--- Dataset entries ---
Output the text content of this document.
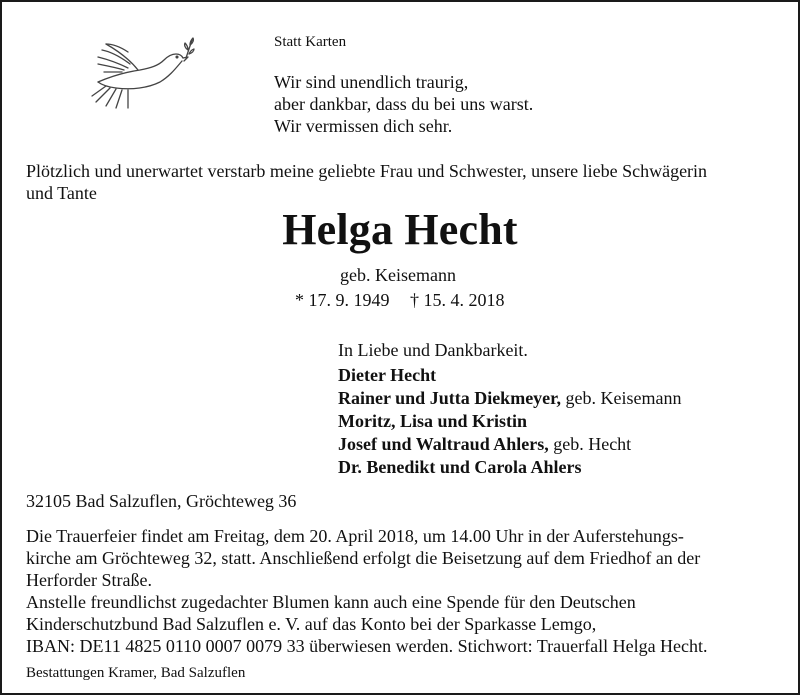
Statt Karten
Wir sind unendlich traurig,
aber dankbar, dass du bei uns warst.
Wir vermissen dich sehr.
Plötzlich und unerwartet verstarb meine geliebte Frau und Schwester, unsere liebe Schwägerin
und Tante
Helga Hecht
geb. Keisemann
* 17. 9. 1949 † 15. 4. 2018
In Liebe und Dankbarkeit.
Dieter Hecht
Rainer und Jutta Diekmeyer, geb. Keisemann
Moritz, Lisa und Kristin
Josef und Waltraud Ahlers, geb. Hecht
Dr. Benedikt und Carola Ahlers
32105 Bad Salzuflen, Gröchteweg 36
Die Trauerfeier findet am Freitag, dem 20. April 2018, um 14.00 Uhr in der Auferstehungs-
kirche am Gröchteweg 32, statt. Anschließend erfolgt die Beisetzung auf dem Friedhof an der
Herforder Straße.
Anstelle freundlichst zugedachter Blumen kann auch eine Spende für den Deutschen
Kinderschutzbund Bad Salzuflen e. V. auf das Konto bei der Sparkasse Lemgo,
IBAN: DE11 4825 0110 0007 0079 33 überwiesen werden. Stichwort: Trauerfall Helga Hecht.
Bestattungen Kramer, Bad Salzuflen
---
(Problem requirements): Extract every line of the data exactly; pictures stay out.

(In response):
Output the text content of this document.
Statt Karten
Wir sind unendlich traurig,
aber dankbar, dass du bei uns warst.
Wir vermissen dich sehr.
Plötzlich und unerwartet verstarb meine geliebte Frau und Schwester, unsere liebe Schwägerin
und Tante
Helga Hecht
geb. Keisemann
* 17. 9. 1949 † 15. 4. 2018
In Liebe und Dankbarkeit.
Dieter Hecht
Rainer und Jutta Diekmeyer, geb. Keisemann
Moritz, Lisa und Kristin
Josef und Waltraud Ahlers, geb. Hecht
Dr. Benedikt und Carola Ahlers
32105 Bad Salzuflen, Gröchteweg 36
Die Trauerfeier findet am Freitag, dem 20. April 2018, um 14.00 Uhr in der Auferstehungs-
kirche am Gröchteweg 32, statt. Anschließend erfolgt die Beisetzung auf dem Friedhof an der
Herforder Straße.
Anstelle freundlichst zugedachter Blumen kann auch eine Spende für den Deutschen
Kinderschutzbund Bad Salzuflen e. V. auf das Konto bei der Sparkasse Lemgo,
IBAN: DE11 4825 0110 0007 0079 33 überwiesen werden. Stichwort: Trauerfall Helga Hecht.
Bestattungen Kramer, Bad Salzuflen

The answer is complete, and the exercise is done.